- Problem to solve -
Find each line holding the word "image" and give the number of such lines, nothing else.

Data entries
══════════════════════════════

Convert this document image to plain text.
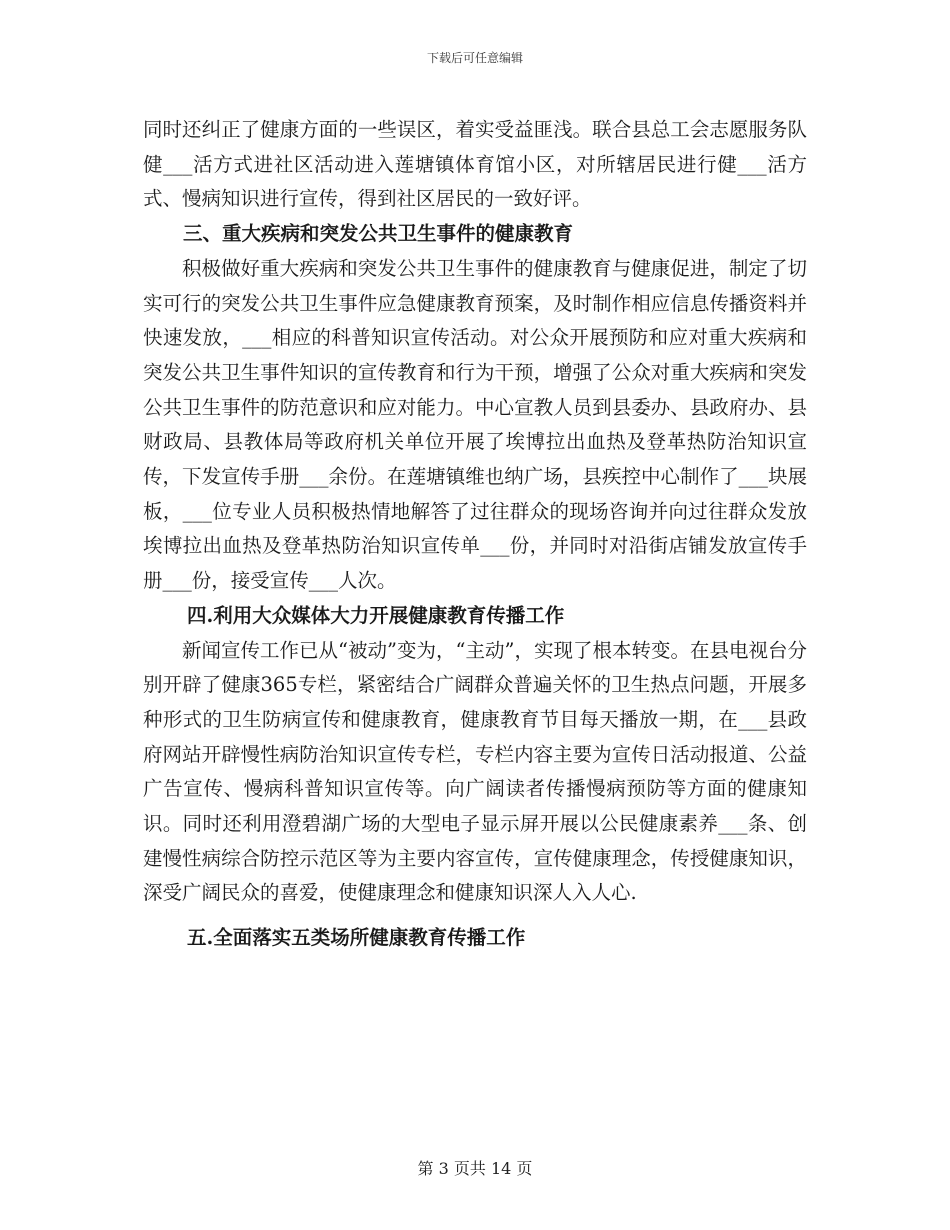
下载后可任意编辑

同时还纠正了健康方面的一些误区，着实受益匪浅。联合县总工会志愿服务队健___活方式进社区活动进入莲塘镇体育馆小区，对所辖居民进行健___活方式、慢病知识进行宣传，得到社区居民的一致好评。

三、重大疾病和突发公共卫生事件的健康教育

积极做好重大疾病和突发公共卫生事件的健康教育与健康促进，制定了切实可行的突发公共卫生事件应急健康教育预案，及时制作相应信息传播资料并快速发放，___相应的科普知识宣传活动。对公众开展预防和应对重大疾病和突发公共卫生事件知识的宣传教育和行为干预，增强了公众对重大疾病和突发公共卫生事件的防范意识和应对能力。中心宣教人员到县委办、县政府办、县财政局、县教体局等政府机关单位开展了埃博拉出血热及登革热防治知识宣传，下发宣传手册___余份。在莲塘镇维也纳广场，县疾控中心制作了___块展板，___位专业人员积极热情地解答了过往群众的现场咨询并向过往群众发放埃博拉出血热及登革热防治知识宣传单___份，并同时对沿街店铺发放宣传手册___份，接受宣传___人次。

四.利用大众媒体大力开展健康教育传播工作

新闻宣传工作已从“被动”变为，“主动”，实现了根本转变。在县电视台分别开辟了健康365专栏，紧密结合广阔群众普遍关怀的卫生热点问题，开展多种形式的卫生防病宣传和健康教育，健康教育节目每天播放一期，在___县政府网站开辟慢性病防治知识宣传专栏，专栏内容主要为宣传日活动报道、公益广告宣传、慢病科普知识宣传等。向广阔读者传播慢病预防等方面的健康知识。同时还利用澄碧湖广场的大型电子显示屏开展以公民健康素养___条、创建慢性病综合防控示范区等为主要内容宣传，宣传健康理念，传授健康知识，深受广阔民众的喜爱，使健康理念和健康知识深人入人心.

五.全面落实五类场所健康教育传播工作

第 3 页共 14 页
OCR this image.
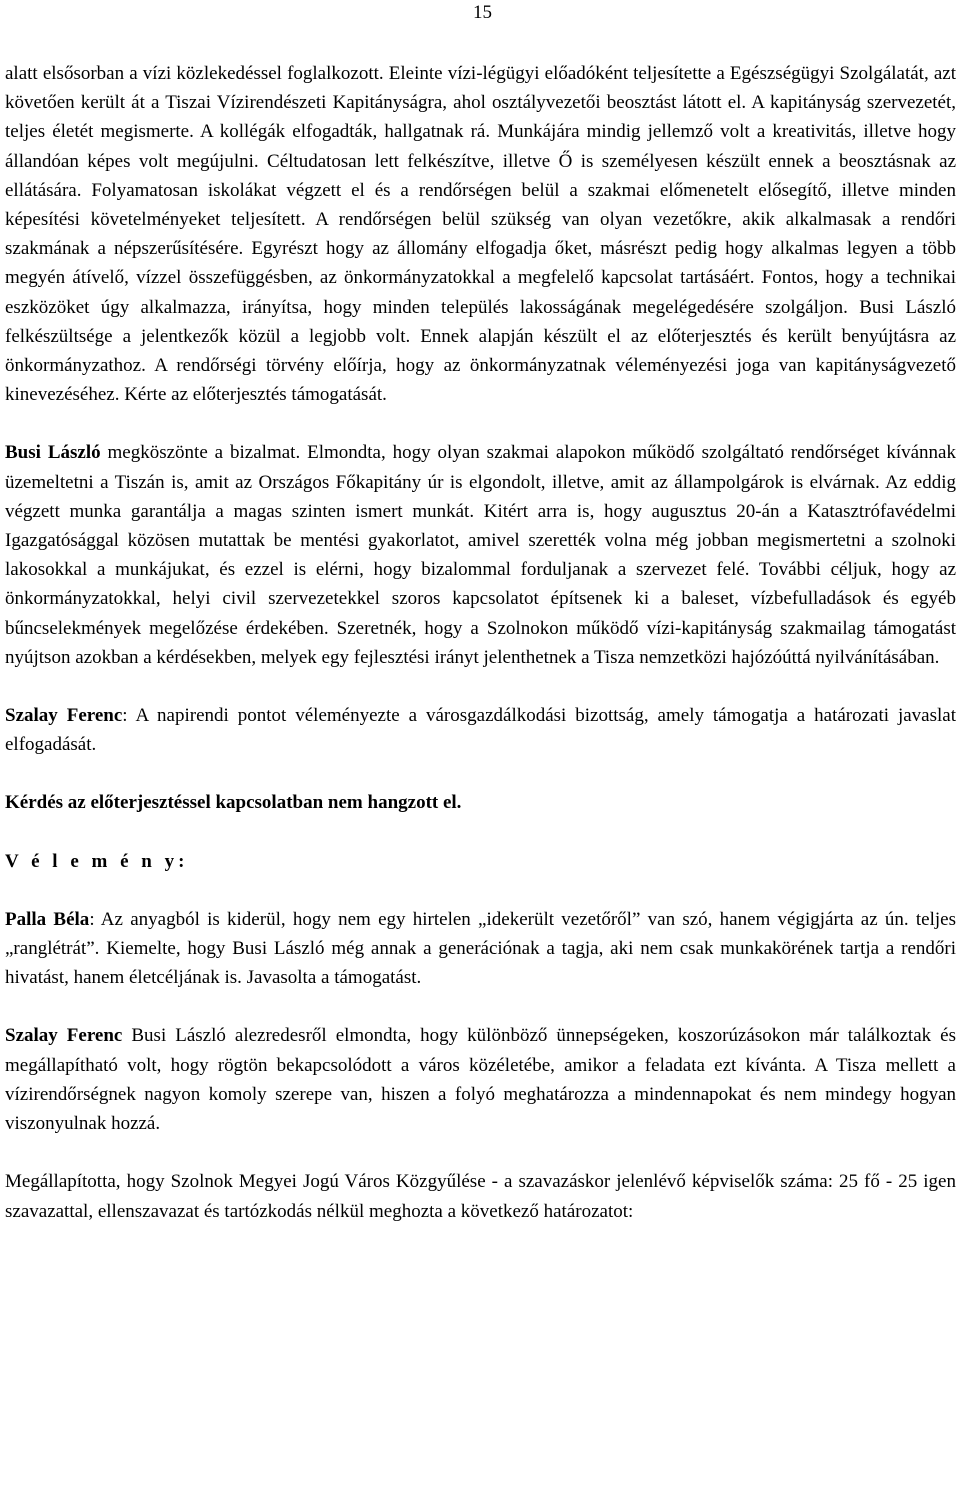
15

alatt elsősorban a vízi közlekedéssel foglalkozott. Eleinte vízi-légügyi előadóként teljesítette a Egészségügyi Szolgálatát, azt követően került át a Tiszai Vízirendészeti Kapitányságra, ahol osztályvezetői beosztást látott el. A kapitányság szervezetét, teljes életét megismerte. A kollégák elfogadták, hallgatnak rá. Munkájára mindig jellemző volt a kreativitás, illetve hogy állandóan képes volt megújulni. Céltudatosan lett felkészítve, illetve Ő is személyesen készült ennek a beosztásnak az ellátására. Folyamatosan iskolákat végzett el és a rendőrségen belül a szakmai előmenetelt elősegítő, illetve minden képesítési követelményeket teljesített. A rendőrségen belül szükség van olyan vezetőkre, akik alkalmasak a rendőri szakmának a népszerűsítésére. Egyrészt hogy az állomány elfogadja őket, másrészt pedig hogy alkalmas legyen a több megyén átívelő, vízzel összefüggésben, az önkormányzatokkal a megfelelő kapcsolat tartásáért. Fontos, hogy a technikai eszközöket úgy alkalmazza, irányítsa, hogy minden település lakosságának megelégedésére szolgáljon. Busi László felkészültsége a jelentkezők közül a legjobb volt. Ennek alapján készült el az előterjesztés és került benyújtásra az önkormányzathoz. A rendőrségi törvény előírja, hogy az önkormányzatnak véleményezési joga van kapitányságvezető kinevezéséhez. Kérte az előterjesztés támogatását.

Busi László megköszönte a bizalmat. Elmondta, hogy olyan szakmai alapokon működő szolgáltató rendőrséget kívánnak üzemeltetni a Tiszán is, amit az Országos Főkapitány úr is elgondolt, illetve, amit az állampolgárok is elvárnak. Az eddig végzett munka garantálja a magas szinten ismert munkát. Kitért arra is, hogy augusztus 20-án a Katasztrófavédelmi Igazgatósággal közösen mutattak be mentési gyakorlatot, amivel szerették volna még jobban megismertetni a szolnoki lakosokkal a munkájukat, és ezzel is elérni, hogy bizalommal forduljanak a szervezet felé. További céljuk, hogy az önkormányzatokkal, helyi civil szervezetekkel szoros kapcsolatot építsenek ki a baleset, vízbefulladások és egyéb bűncselekmények megelőzése érdekében. Szeretnék, hogy a Szolnokon működő vízi-kapitányság szakmailag támogatást nyújtson azokban a kérdésekben, melyek egy fejlesztési irányt jelenthetnek a Tisza nemzetközi hajózóúttá nyilvánításában.

Szalay Ferenc: A napirendi pontot véleményezte a városgazdálkodási bizottság, amely támogatja a határozati javaslat elfogadását.

Kérdés az előterjesztéssel kapcsolatban nem hangzott el.

V é l e m é n y:

Palla Béla: Az anyagból is kiderül, hogy nem egy hirtelen „idekerült vezetőről” van szó, hanem végigjárta az ún. teljes „ranglétrát”. Kiemelte, hogy Busi László még annak a generációnak a tagja, aki nem csak munkakörének tartja a rendőri hivatást, hanem életcéljának is. Javasolta a támogatást.

Szalay Ferenc Busi László alezredesről elmondta, hogy különböző ünnepségeken, koszorúzásokon már találkoztak és megállapítható volt, hogy rögtön bekapcsolódott a város közéletébe, amikor a feladata ezt kívánta. A Tisza mellett a vízirendőrségnek nagyon komoly szerepe van, hiszen a folyó meghatározza a mindennapokat és nem mindegy hogyan viszonyulnak hozzá.

Megállapította, hogy Szolnok Megyei Jogú Város Közgyűlése - a szavazáskor jelenlévő képviselők száma: 25 fő - 25 igen szavazattal, ellenszavazat és tartózkodás nélkül meghozta a következő határozatot:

══════════════════════════════

- Reply to the task -
2